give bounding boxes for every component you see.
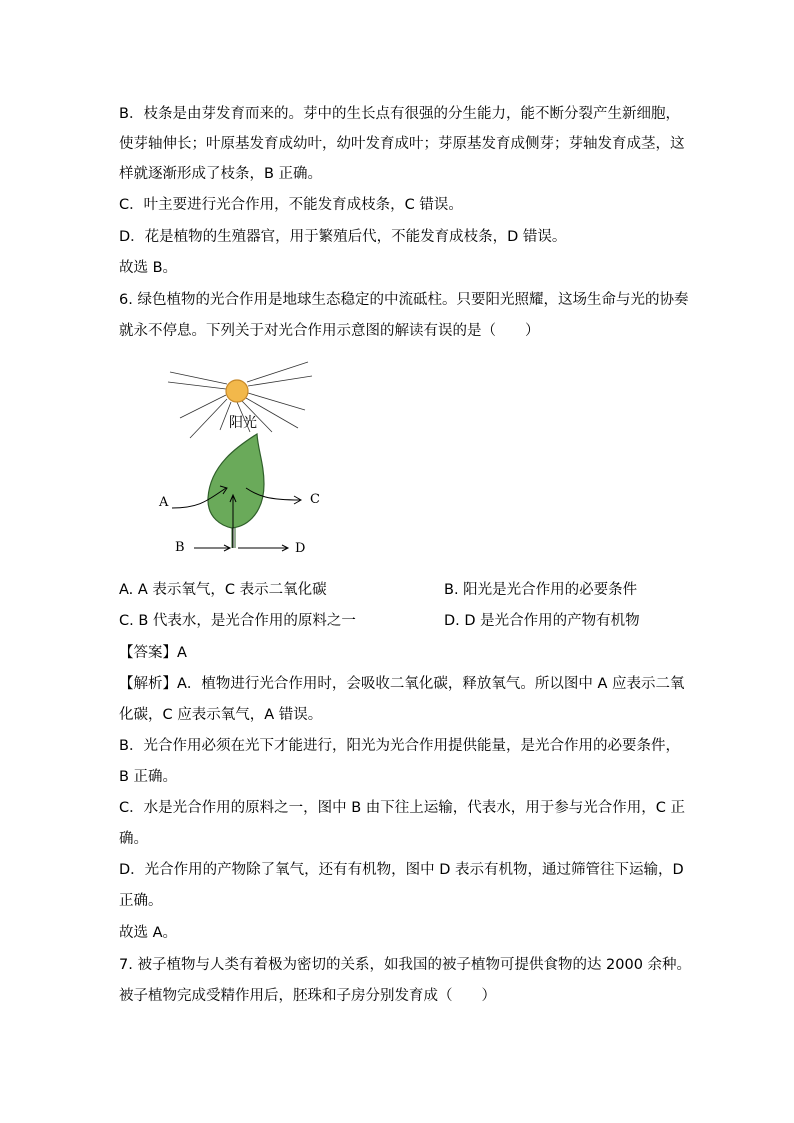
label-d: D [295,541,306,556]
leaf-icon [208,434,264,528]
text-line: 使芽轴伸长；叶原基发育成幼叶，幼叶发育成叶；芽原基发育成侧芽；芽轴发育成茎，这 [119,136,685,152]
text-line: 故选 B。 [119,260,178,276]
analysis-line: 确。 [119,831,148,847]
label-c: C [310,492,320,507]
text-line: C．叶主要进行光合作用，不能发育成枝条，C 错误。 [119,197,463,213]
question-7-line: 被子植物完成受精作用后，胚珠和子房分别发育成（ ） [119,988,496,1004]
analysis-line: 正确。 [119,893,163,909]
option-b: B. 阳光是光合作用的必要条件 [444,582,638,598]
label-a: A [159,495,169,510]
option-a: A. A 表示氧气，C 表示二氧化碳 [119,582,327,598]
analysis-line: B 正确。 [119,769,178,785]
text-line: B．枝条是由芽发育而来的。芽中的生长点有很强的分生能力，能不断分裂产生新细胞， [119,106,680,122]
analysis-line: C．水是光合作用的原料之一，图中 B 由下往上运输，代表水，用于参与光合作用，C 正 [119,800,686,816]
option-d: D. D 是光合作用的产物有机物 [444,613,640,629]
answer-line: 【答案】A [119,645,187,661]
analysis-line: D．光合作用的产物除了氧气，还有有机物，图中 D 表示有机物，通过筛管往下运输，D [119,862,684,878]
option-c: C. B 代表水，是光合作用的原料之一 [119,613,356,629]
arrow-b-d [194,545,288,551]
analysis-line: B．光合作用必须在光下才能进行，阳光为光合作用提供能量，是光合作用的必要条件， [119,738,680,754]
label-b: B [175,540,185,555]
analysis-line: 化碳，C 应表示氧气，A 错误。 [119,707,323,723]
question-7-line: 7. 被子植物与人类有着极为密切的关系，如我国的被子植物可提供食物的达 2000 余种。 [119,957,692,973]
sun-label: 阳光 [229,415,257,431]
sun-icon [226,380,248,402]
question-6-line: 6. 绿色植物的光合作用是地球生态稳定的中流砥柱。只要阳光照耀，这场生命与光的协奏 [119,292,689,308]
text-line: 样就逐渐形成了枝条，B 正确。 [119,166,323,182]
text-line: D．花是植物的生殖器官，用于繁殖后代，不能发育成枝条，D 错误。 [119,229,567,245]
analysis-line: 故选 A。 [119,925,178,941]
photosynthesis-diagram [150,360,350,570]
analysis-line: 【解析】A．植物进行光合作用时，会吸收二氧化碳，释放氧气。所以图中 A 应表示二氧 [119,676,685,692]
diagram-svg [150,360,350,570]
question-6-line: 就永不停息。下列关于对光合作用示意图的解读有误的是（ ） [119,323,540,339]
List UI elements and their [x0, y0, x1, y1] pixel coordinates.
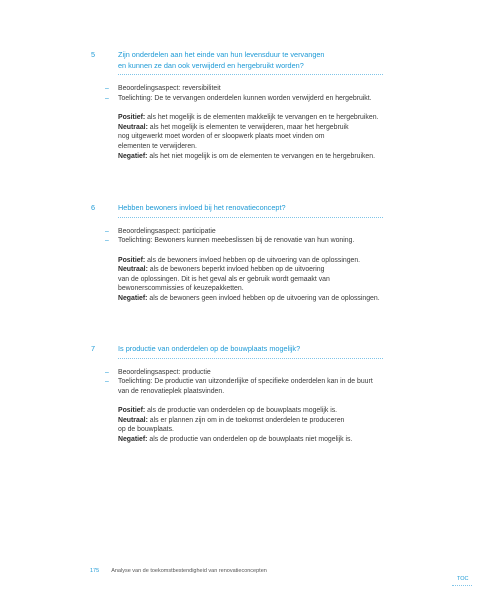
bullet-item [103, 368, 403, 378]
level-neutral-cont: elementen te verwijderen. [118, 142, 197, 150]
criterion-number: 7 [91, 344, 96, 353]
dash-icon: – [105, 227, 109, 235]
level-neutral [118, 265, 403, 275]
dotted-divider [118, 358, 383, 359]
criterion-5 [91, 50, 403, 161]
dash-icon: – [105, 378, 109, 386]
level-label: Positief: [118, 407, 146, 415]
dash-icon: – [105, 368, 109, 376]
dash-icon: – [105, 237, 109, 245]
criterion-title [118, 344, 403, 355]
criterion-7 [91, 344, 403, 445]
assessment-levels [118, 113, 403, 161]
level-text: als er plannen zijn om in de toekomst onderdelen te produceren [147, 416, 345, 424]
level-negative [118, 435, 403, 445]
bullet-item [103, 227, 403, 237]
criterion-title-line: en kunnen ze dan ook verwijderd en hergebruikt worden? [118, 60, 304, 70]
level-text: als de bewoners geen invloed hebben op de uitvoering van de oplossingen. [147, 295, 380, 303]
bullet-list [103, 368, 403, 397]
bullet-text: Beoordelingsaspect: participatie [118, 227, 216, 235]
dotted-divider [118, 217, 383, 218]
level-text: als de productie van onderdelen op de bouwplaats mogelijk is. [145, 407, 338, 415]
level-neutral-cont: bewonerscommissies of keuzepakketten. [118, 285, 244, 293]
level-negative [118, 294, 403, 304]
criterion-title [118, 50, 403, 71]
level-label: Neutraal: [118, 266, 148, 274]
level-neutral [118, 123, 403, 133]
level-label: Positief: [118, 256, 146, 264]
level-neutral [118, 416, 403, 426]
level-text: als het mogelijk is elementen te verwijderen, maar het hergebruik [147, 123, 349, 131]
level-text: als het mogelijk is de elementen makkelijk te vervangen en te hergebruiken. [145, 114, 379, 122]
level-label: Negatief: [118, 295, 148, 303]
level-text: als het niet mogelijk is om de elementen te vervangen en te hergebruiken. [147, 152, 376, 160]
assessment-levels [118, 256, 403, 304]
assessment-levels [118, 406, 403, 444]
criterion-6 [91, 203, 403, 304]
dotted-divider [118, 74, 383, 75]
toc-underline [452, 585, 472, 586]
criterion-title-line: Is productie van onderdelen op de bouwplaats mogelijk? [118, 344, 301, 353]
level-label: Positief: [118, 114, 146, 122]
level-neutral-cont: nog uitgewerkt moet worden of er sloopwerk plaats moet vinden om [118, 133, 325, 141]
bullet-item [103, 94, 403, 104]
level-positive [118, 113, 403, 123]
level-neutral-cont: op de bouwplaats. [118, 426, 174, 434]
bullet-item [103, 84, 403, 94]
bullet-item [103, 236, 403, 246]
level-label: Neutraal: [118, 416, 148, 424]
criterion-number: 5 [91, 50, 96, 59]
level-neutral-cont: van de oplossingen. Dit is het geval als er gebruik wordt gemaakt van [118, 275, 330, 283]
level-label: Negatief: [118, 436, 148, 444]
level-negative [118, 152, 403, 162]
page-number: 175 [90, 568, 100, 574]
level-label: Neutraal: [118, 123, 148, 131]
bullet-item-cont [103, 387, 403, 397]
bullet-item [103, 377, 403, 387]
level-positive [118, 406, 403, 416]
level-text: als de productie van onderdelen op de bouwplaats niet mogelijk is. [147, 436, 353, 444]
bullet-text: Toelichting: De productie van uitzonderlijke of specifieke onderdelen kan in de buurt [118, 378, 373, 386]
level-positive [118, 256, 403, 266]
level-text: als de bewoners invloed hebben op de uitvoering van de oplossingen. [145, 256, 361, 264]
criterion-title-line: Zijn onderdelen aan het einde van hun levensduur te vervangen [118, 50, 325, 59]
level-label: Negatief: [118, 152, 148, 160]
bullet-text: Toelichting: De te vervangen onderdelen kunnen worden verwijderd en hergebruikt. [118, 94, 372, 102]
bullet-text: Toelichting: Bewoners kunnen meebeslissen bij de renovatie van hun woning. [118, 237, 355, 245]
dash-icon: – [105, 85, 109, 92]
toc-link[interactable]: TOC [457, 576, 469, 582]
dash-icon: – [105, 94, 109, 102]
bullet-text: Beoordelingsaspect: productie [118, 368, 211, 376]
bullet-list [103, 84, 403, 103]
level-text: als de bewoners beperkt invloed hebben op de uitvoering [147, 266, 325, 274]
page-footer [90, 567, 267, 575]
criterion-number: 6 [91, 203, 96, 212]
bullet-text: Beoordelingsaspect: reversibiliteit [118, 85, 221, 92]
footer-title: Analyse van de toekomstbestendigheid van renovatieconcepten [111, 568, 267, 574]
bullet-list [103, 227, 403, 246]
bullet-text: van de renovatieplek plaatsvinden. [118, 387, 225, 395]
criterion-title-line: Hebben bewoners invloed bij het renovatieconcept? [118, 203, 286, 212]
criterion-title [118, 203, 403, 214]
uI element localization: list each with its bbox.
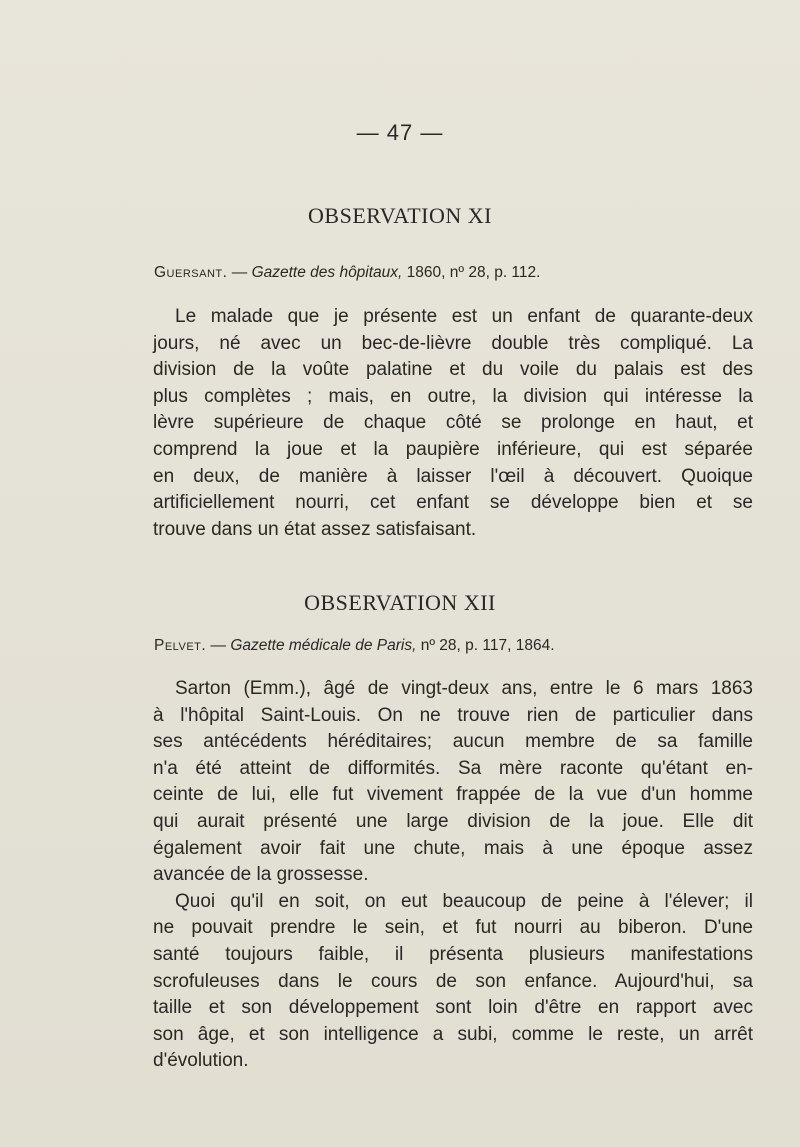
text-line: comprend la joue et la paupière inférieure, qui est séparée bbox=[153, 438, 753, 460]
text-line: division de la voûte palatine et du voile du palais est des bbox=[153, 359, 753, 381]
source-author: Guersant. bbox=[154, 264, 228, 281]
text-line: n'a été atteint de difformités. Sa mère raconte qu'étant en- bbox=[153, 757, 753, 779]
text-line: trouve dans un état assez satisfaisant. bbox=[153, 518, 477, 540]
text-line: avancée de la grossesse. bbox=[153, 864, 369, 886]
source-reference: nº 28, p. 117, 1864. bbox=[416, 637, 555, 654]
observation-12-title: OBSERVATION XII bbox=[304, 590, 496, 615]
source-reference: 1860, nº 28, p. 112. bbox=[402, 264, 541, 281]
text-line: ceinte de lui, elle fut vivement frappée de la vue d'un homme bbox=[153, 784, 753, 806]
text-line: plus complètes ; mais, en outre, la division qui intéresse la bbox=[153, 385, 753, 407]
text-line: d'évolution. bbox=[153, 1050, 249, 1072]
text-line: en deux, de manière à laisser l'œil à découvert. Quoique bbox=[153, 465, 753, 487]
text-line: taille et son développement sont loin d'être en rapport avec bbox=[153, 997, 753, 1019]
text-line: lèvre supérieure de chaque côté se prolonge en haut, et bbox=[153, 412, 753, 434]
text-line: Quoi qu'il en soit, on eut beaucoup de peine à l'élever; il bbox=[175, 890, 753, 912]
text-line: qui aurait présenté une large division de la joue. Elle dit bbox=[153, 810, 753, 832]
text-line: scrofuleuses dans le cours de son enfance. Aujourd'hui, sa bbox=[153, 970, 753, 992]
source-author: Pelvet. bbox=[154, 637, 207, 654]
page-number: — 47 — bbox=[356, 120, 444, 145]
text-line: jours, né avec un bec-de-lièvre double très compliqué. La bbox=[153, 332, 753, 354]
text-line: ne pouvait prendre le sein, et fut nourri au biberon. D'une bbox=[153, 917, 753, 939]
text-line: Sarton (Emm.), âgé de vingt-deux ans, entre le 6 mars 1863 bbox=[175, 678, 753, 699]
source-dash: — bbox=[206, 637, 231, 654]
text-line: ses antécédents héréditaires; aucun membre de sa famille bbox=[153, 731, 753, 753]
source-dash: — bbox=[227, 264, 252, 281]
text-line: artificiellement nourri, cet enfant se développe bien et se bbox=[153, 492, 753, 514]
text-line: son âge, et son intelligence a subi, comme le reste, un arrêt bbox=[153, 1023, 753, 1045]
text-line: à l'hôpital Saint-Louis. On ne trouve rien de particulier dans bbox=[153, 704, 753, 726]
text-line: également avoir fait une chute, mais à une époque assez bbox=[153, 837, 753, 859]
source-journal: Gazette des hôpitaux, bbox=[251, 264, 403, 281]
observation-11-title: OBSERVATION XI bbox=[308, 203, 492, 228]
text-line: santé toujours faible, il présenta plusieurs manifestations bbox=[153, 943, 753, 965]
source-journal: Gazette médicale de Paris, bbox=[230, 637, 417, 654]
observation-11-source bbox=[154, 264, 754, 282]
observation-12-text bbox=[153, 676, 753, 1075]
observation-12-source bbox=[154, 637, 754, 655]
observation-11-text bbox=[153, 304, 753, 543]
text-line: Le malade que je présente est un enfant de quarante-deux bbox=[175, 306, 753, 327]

Goal: Pick out each line in the rows above that contains the word "hergebruiken", and copy those lines as they appear.

Task result:
level-text: als het mogelijk is de elementen makkelijk te vervangen en te hergebruiken. [145, 114, 379, 122]
level-text: als het niet mogelijk is om de elementen te vervangen en te hergebruiken. [147, 152, 376, 160]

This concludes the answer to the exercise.